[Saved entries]
════════════════════

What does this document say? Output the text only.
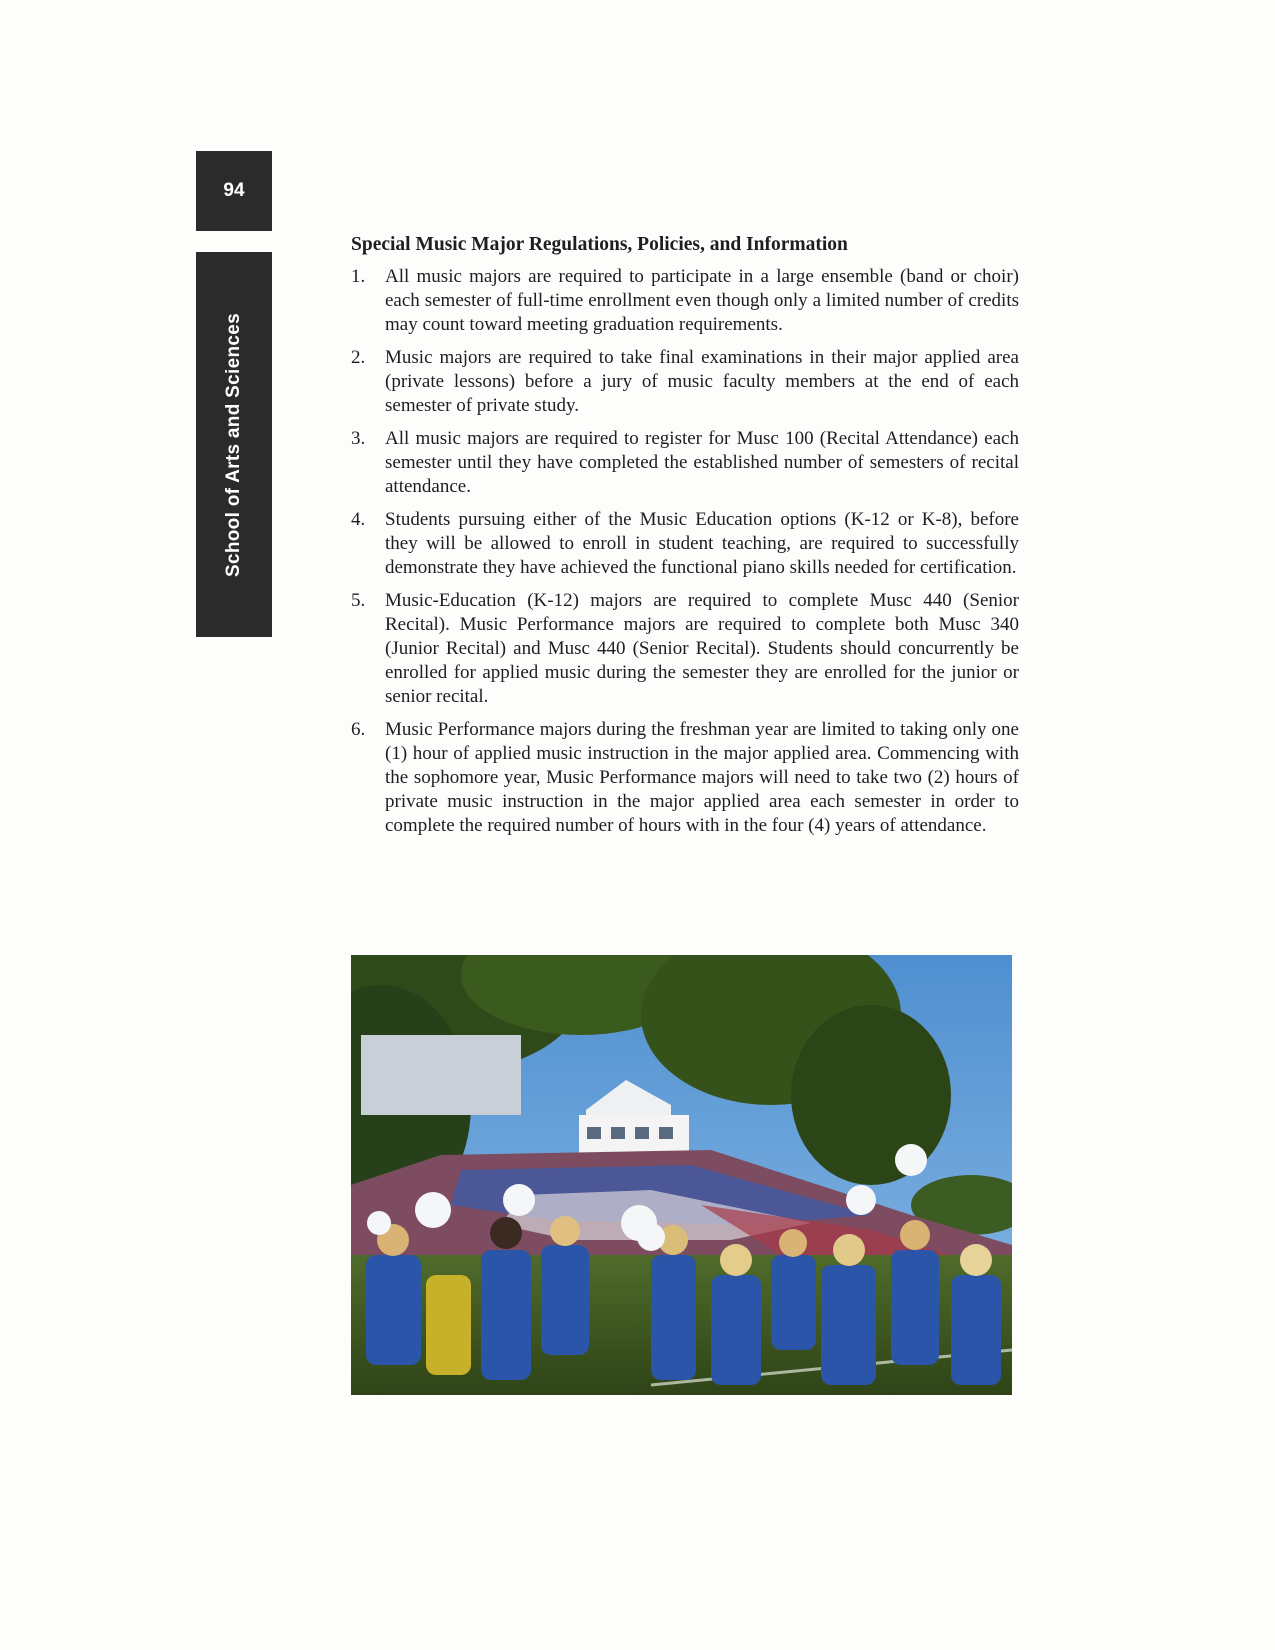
94
School of Arts and Sciences
Special Music Major Regulations, Policies, and Information
1.	All music majors are required to participate in a large ensemble (band or choir) each semester of full-time enrollment even though only a limited number of credits may count toward meeting graduation requirements.
2.	Music majors are required to take final examinations in their major applied area (private lessons) before a jury of music faculty members at the end of each semester of private study.
3.	All music majors are required to register for Musc 100 (Recital Attendance) each semester until they have completed the established number of semesters of recital attendance.
4.	Students pursuing either of the Music Education options (K-12 or K-8), before they will be allowed to enroll in student teaching, are required to successfully demonstrate they have achieved the functional piano skills needed for certification.
5.	Music-Education (K-12) majors are required to complete Musc 440 (Senior Recital). Music Performance majors are required to complete both Musc 340 (Junior Recital) and Musc 440 (Senior Recital). Students should concurrently be enrolled for applied music during the semester they are enrolled for the junior or senior recital.
6.	Music Performance majors during the freshman year are limited to taking only one (1) hour of applied music instruction in the major applied area. Commencing with the sophomore year, Music Performance majors will need to take two (2) hours of private music instruction in the major applied area each semester in order to complete the required number of hours with in the four (4) years of attendance.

════════════════════

What is asked – Each entry above is to be written out again unchanged, apart from the pictures, which are left out.

Problem solution –
What does this document say? Output the text only.
94
School of Arts and Sciences
Special Music Major Regulations, Policies, and Information
1.	All music majors are required to participate in a large ensemble (band or choir) each semester of full-time enrollment even though only a limited number of credits may count toward meeting graduation requirements.
2.	Music majors are required to take final examinations in their major applied area (private lessons) before a jury of music faculty members at the end of each semester of private study.
3.	All music majors are required to register for Musc 100 (Recital Attendance) each semester until they have completed the established number of semesters of recital attendance.
4.	Students pursuing either of the Music Education options (K-12 or K-8), before they will be allowed to enroll in student teaching, are required to successfully demonstrate they have achieved the functional piano skills needed for certification.
5.	Music-Education (K-12) majors are required to complete Musc 440 (Senior Recital). Music Performance majors are required to complete both Musc 340 (Junior Recital) and Musc 440 (Senior Recital). Students should concurrently be enrolled for applied music during the semester they are enrolled for the junior or senior recital.
6.	Music Performance majors during the freshman year are limited to taking only one (1) hour of applied music instruction in the major applied area. Commencing with the sophomore year, Music Performance majors will need to take two (2) hours of private music instruction in the major applied area each semester in order to complete the required number of hours with in the four (4) years of attendance.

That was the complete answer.